**EXERCISE INPUTS:**
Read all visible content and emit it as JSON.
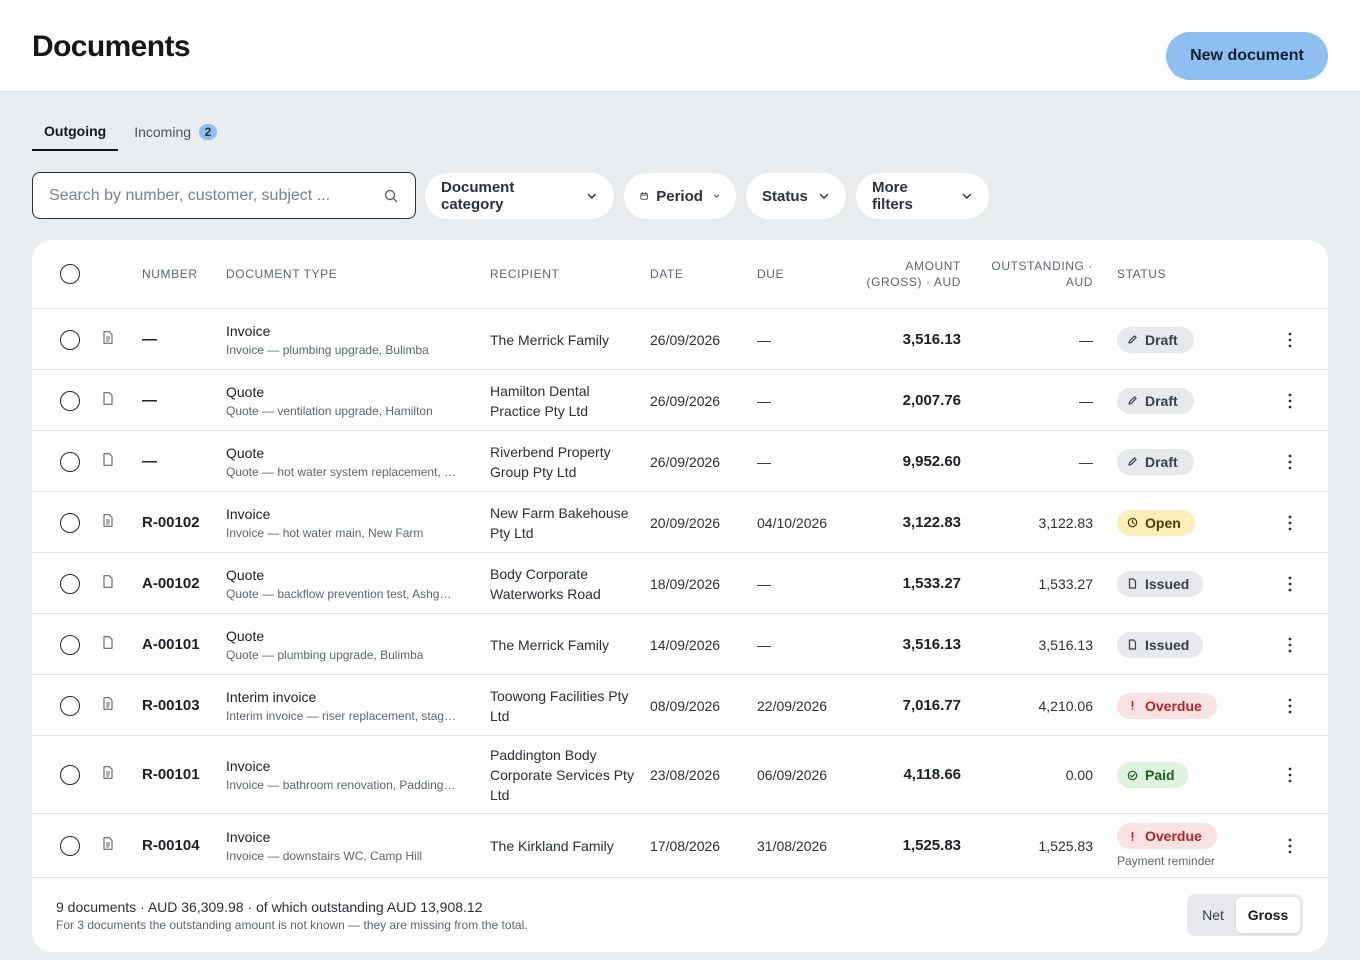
{
  "header": {
    "title": "Documents",
    "new_button": "New document"
  },
  "tabs": [
    {
      "label": "Outgoing",
      "active": true
    },
    {
      "label": "Incoming",
      "badge": "2",
      "active": false
    }
  ],
  "search": {
    "placeholder": "Search by number, customer, subject ...",
    "value": "",
    "icon": "search-icon"
  },
  "filters": [
    {
      "label": "Document category",
      "icon": "chevron-down-icon"
    },
    {
      "label": "Period",
      "icon": "calendar-icon"
    },
    {
      "label": "Status",
      "icon": "chevron-down-icon"
    },
    {
      "label": "More filters",
      "icon": "chevron-down-icon"
    }
  ],
  "table": {
    "columns": {
      "number": "Number",
      "document_type": "Document type",
      "recipient": "Recipient",
      "date": "Date",
      "due": "Due",
      "amount_line1": "Amount",
      "amount_line2": "(gross) · AUD",
      "outstanding_line1": "Outstanding ·",
      "outstanding_line2": "AUD",
      "status": "Status"
    },
    "rows": [
      {
        "number": "—",
        "type": "Invoice",
        "subject": "Invoice — plumbing upgrade, Bulimba",
        "recipient": "The Merrick Family",
        "date": "26/09/2026",
        "due": "—",
        "amount": "3,516.13",
        "outstanding": "—",
        "status": "Draft",
        "status_kind": "draft",
        "doc_icon": "invoice-icon"
      },
      {
        "number": "—",
        "type": "Quote",
        "subject": "Quote — ventilation upgrade, Hamilton",
        "recipient": "Hamilton Dental Practice Pty Ltd",
        "date": "26/09/2026",
        "due": "—",
        "amount": "2,007.76",
        "outstanding": "—",
        "status": "Draft",
        "status_kind": "draft",
        "doc_icon": "quote-icon"
      },
      {
        "number": "—",
        "type": "Quote",
        "subject": "Quote — hot water system replacement, …",
        "recipient": "Riverbend Property Group Pty Ltd",
        "date": "26/09/2026",
        "due": "—",
        "amount": "9,952.60",
        "outstanding": "—",
        "status": "Draft",
        "status_kind": "draft",
        "doc_icon": "quote-icon"
      },
      {
        "number": "R-00102",
        "type": "Invoice",
        "subject": "Invoice — hot water main, New Farm",
        "recipient": "New Farm Bakehouse Pty Ltd",
        "date": "20/09/2026",
        "due": "04/10/2026",
        "amount": "3,122.83",
        "outstanding": "3,122.83",
        "status": "Open",
        "status_kind": "open",
        "doc_icon": "invoice-icon"
      },
      {
        "number": "A-00102",
        "type": "Quote",
        "subject": "Quote — backflow prevention test, Ashg…",
        "recipient": "Body Corporate Waterworks Road",
        "date": "18/09/2026",
        "due": "—",
        "amount": "1,533.27",
        "outstanding": "1,533.27",
        "status": "Issued",
        "status_kind": "issued",
        "doc_icon": "quote-icon"
      },
      {
        "number": "A-00101",
        "type": "Quote",
        "subject": "Quote — plumbing upgrade, Bulimba",
        "recipient": "The Merrick Family",
        "date": "14/09/2026",
        "due": "—",
        "amount": "3,516.13",
        "outstanding": "3,516.13",
        "status": "Issued",
        "status_kind": "issued",
        "doc_icon": "quote-icon"
      },
      {
        "number": "R-00103",
        "type": "Interim invoice",
        "subject": "Interim invoice — riser replacement, stag…",
        "recipient": "Toowong Facilities Pty Ltd",
        "date": "08/09/2026",
        "due": "22/09/2026",
        "amount": "7,016.77",
        "outstanding": "4,210.06",
        "status": "Overdue",
        "status_kind": "overdue",
        "doc_icon": "invoice-icon"
      },
      {
        "number": "R-00101",
        "type": "Invoice",
        "subject": "Invoice — bathroom renovation, Padding…",
        "recipient": "Paddington Body Corporate Services Pty Ltd",
        "date": "23/08/2026",
        "due": "06/09/2026",
        "amount": "4,118.66",
        "outstanding": "0.00",
        "status": "Paid",
        "status_kind": "paid",
        "doc_icon": "invoice-icon"
      },
      {
        "number": "R-00104",
        "type": "Invoice",
        "subject": "Invoice — downstairs WC, Camp Hill",
        "recipient": "The Kirkland Family",
        "date": "17/08/2026",
        "due": "31/08/2026",
        "amount": "1,525.83",
        "outstanding": "1,525.83",
        "status": "Overdue",
        "status_kind": "overdue",
        "note": "Payment reminder",
        "doc_icon": "invoice-icon"
      }
    ]
  },
  "footer": {
    "summary": "9 documents · AUD 36,309.98 · of which outstanding AUD 13,908.12",
    "note": "For 3 documents the outstanding amount is not known — they are missing from the total.",
    "toggle": {
      "net": "Net",
      "gross": "Gross",
      "selected": "Gross"
    }
  },
  "colors": {
    "accent": "#8fbff0",
    "draft": "#e6e8eb",
    "open": "#fbefb8",
    "overdue": "#fbe2e2",
    "paid": "#dcf3dd",
    "background": "#e9ecef"
  }
}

**TASK DETAILS:**
Keep the pictures out of your copy, and repeat every entry above exactly.

**REPLY TO THE TASK:**
Read all visible content and emit it as JSON.
{
  "header": {
    "title": "Documents",
    "new_button": "New document"
  },
  "tabs": [
    {
      "label": "Outgoing",
      "active": true
    },
    {
      "label": "Incoming",
      "badge": "2",
      "active": false
    }
  ],
  "search": {
    "placeholder": "Search by number, customer, subject ...",
    "value": "",
    "icon": "search-icon"
  },
  "filters": [
    {
      "label": "Document category",
      "icon": "chevron-down-icon"
    },
    {
      "label": "Period",
      "icon": "calendar-icon"
    },
    {
      "label": "Status",
      "icon": "chevron-down-icon"
    },
    {
      "label": "More filters",
      "icon": "chevron-down-icon"
    }
  ],
  "table": {
    "columns": {
      "number": "Number",
      "document_type": "Document type",
      "recipient": "Recipient",
      "date": "Date",
      "due": "Due",
      "amount_line1": "Amount",
      "amount_line2": "(gross) · AUD",
      "outstanding_line1": "Outstanding ·",
      "outstanding_line2": "AUD",
      "status": "Status"
    },
    "rows": [
      {
        "number": "—",
        "type": "Invoice",
        "subject": "Invoice — plumbing upgrade, Bulimba",
        "recipient": "The Merrick Family",
        "date": "26/09/2026",
        "due": "—",
        "amount": "3,516.13",
        "outstanding": "—",
        "status": "Draft",
        "status_kind": "draft",
        "doc_icon": "invoice-icon"
      },
      {
        "number": "—",
        "type": "Quote",
        "subject": "Quote — ventilation upgrade, Hamilton",
        "recipient": "Hamilton Dental Practice Pty Ltd",
        "date": "26/09/2026",
        "due": "—",
        "amount": "2,007.76",
        "outstanding": "—",
        "status": "Draft",
        "status_kind": "draft",
        "doc_icon": "quote-icon"
      },
      {
        "number": "—",
        "type": "Quote",
        "subject": "Quote — hot water system replacement, …",
        "recipient": "Riverbend Property Group Pty Ltd",
        "date": "26/09/2026",
        "due": "—",
        "amount": "9,952.60",
        "outstanding": "—",
        "status": "Draft",
        "status_kind": "draft",
        "doc_icon": "quote-icon"
      },
      {
        "number": "R-00102",
        "type": "Invoice",
        "subject": "Invoice — hot water main, New Farm",
        "recipient": "New Farm Bakehouse Pty Ltd",
        "date": "20/09/2026",
        "due": "04/10/2026",
        "amount": "3,122.83",
        "outstanding": "3,122.83",
        "status": "Open",
        "status_kind": "open",
        "doc_icon": "invoice-icon"
      },
      {
        "number": "A-00102",
        "type": "Quote",
        "subject": "Quote — backflow prevention test, Ashg…",
        "recipient": "Body Corporate Waterworks Road",
        "date": "18/09/2026",
        "due": "—",
        "amount": "1,533.27",
        "outstanding": "1,533.27",
        "status": "Issued",
        "status_kind": "issued",
        "doc_icon": "quote-icon"
      },
      {
        "number": "A-00101",
        "type": "Quote",
        "subject": "Quote — plumbing upgrade, Bulimba",
        "recipient": "The Merrick Family",
        "date": "14/09/2026",
        "due": "—",
        "amount": "3,516.13",
        "outstanding": "3,516.13",
        "status": "Issued",
        "status_kind": "issued",
        "doc_icon": "quote-icon"
      },
      {
        "number": "R-00103",
        "type": "Interim invoice",
        "subject": "Interim invoice — riser replacement, stag…",
        "recipient": "Toowong Facilities Pty Ltd",
        "date": "08/09/2026",
        "due": "22/09/2026",
        "amount": "7,016.77",
        "outstanding": "4,210.06",
        "status": "Overdue",
        "status_kind": "overdue",
        "doc_icon": "invoice-icon"
      },
      {
        "number": "R-00101",
        "type": "Invoice",
        "subject": "Invoice — bathroom renovation, Padding…",
        "recipient": "Paddington Body Corporate Services Pty Ltd",
        "date": "23/08/2026",
        "due": "06/09/2026",
        "amount": "4,118.66",
        "outstanding": "0.00",
        "status": "Paid",
        "status_kind": "paid",
        "doc_icon": "invoice-icon"
      },
      {
        "number": "R-00104",
        "type": "Invoice",
        "subject": "Invoice — downstairs WC, Camp Hill",
        "recipient": "The Kirkland Family",
        "date": "17/08/2026",
        "due": "31/08/2026",
        "amount": "1,525.83",
        "outstanding": "1,525.83",
        "status": "Overdue",
        "status_kind": "overdue",
        "note": "Payment reminder",
        "doc_icon": "invoice-icon"
      }
    ]
  },
  "footer": {
    "summary": "9 documents · AUD 36,309.98 · of which outstanding AUD 13,908.12",
    "note": "For 3 documents the outstanding amount is not known — they are missing from the total.",
    "toggle": {
      "net": "Net",
      "gross": "Gross",
      "selected": "Gross"
    }
  },
  "colors": {
    "accent": "#8fbff0",
    "draft": "#e6e8eb",
    "open": "#fbefb8",
    "overdue": "#fbe2e2",
    "paid": "#dcf3dd",
    "background": "#e9ecef"
  }
}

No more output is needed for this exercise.